__CHALLENGES__:
**a)** In the thread about choosing between pearl and luna, which brush does rbella recommend using with Girlaktic's Star Powder in Lace?
**b)** From the thread about choosing between pearl and luna, copy the passage from "If you're not" up to and including "foomph (May 20, 2009)".
**c)** According to the thread about choosing between pearl and luna, why does LRWade advise luna for someone who prefers cool eyeshadows?

__SOURCE TEXT__:
◇ ◇ ◇ ◇ ◇ ◇ ◇
# Which is best for very pale ladies - pearl or luna?



## nadiya (May 20, 2009)

I'm looking to buy my first Cream Color Base, and am trying to decide between Luna and Pearl. I have really pale cool toned skin (so pale that Mac don't even make a foundation I can wear) and mainly want it as a cheek highlighter, though I'll probably try it on the eyelids too.

Advice much appreciated!


----------



## LRWade (May 20, 2009)

This one really depends on what makeup you prefer. Skin tone isn't an absolute rule as to your preferred colours. 

If you prefer to wear cool eyheshadow, to complement it get luna (since it's silver) if you prefer warm eyeshadows get pearl (since it's gold). 

If you're not into colour much then I'd sway towards the silver for subtlety (though you may like to use gold to warm you up).

Sorry that's not a definitive answer! But if in doubt, I'd vote luna!

I am also very pale so that MAC's foundations alone won't work on me. What I do is mix in 50/50 quantities of the palest foundations that I can find and stargazer white foundation (Stargazer) to tone it down. (I'm warm skin but it'll work for any skin tone).

L


----------



## foomph (May 20, 2009)

Or try shell-it's my absolute fave.  I wouold go for luna though, if you're dead set on deciding between the 2.


----------



## rbella (May 20, 2009)

I love, love, love Pearl.  However, I am a fair skinned girl who wears lots of warm toned shadows.  I have used it on my cheek and it worked nicely.  The best cheek highlighter (non-creme) I have ever owned is Girlaktic's Star Powder in Lace.  It is amazing if you use it with the MAC 187 brush.


----------



## gildedangel (May 20, 2009)

If I have to pick one I would say luna but be warned that it is pretty white, it may look a little funny if not used with caution.


----------



## pumpkincat210 (May 20, 2009)

I think Luna would be better, but used sparingly as the other ladies suggested.


----------
◇ ◇ ◇ ◇ ◇ ◇ ◇
__Records from a data source__:
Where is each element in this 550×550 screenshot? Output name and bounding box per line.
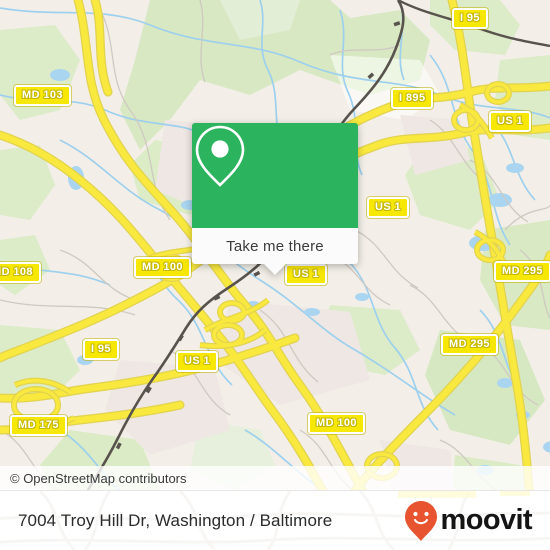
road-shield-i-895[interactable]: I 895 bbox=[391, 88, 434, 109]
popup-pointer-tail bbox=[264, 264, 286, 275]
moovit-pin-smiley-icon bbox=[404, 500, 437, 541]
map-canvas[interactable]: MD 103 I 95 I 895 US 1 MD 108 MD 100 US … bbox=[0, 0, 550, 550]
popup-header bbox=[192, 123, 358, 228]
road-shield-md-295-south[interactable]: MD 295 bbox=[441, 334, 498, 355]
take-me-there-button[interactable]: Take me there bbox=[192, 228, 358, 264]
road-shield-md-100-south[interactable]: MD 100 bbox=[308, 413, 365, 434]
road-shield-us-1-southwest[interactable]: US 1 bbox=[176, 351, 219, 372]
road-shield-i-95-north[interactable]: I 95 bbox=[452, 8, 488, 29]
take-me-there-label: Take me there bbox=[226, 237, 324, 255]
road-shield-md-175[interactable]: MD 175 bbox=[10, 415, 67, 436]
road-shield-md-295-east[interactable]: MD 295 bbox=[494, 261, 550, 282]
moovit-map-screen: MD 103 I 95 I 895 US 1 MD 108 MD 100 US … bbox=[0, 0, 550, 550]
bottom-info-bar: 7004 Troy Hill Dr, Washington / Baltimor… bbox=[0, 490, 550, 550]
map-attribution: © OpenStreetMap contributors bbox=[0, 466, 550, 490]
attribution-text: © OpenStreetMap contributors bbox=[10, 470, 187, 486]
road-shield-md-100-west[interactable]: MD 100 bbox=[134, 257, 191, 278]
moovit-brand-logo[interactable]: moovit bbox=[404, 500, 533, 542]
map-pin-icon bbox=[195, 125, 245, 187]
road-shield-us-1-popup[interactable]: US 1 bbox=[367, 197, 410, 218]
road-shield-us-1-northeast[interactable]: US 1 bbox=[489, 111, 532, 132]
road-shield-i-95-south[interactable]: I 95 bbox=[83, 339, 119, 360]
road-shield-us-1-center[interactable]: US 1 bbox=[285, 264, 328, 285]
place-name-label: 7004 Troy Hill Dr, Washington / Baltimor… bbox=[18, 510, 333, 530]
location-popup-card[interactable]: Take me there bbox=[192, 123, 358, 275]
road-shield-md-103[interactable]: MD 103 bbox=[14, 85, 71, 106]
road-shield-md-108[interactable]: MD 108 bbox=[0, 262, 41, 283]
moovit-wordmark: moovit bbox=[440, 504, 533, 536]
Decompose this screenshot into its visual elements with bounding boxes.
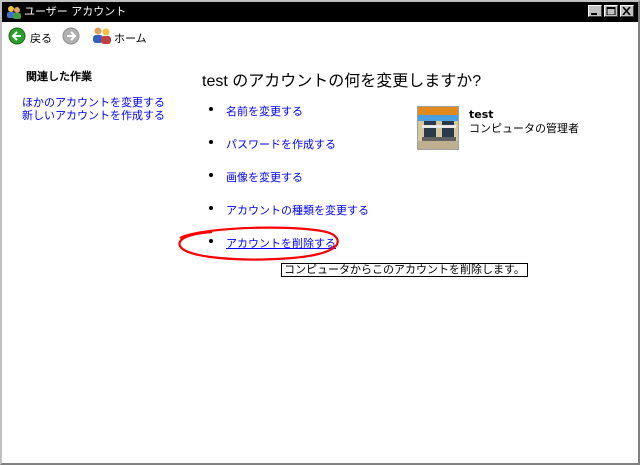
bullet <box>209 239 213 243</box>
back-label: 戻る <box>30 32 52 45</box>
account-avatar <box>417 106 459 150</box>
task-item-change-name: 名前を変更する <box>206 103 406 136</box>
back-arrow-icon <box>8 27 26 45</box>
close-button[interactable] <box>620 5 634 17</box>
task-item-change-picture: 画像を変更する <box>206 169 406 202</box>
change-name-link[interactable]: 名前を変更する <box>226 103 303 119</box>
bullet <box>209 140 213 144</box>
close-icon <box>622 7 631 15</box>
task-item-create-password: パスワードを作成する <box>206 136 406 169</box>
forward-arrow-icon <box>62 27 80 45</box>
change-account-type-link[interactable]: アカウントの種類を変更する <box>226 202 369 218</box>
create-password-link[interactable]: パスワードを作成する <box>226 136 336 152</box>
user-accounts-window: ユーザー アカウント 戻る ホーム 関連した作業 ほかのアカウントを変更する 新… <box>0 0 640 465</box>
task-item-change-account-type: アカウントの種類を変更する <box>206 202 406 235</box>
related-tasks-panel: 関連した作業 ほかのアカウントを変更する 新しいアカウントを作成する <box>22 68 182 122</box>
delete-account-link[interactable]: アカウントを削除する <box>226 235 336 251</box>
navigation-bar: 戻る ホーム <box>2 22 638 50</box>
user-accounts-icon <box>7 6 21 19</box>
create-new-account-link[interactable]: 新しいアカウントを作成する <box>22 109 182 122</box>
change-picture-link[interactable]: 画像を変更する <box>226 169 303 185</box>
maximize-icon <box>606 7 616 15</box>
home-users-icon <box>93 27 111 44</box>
◇ ◇ ◇ ◇ ◇ ◇ ◇
__EXPECTED OUTPUTS__:
**a)** The MAC 187 brush.

**b)**
If you're not into colour much then I'd sway towards the silver for subtlety (though you may like to use gold to warm you up).

Sorry that's not a definitive answer! But if in doubt, I'd vote luna!

I am also very pale so that MAC's foundations alone won't work on me. What I do is mix in 50/50 quantities of the palest foundations that I can find and stargazer white foundation (Stargazer) to tone it down. (I'm warm skin but it'll work for any skin tone).

L


----------



## foomph (May 20, 2009)

**c)** Luna is silver, so it complements cool eyeshadows. Pearl is gold, which is why LRWade suggests it for warm eyeshadows instead.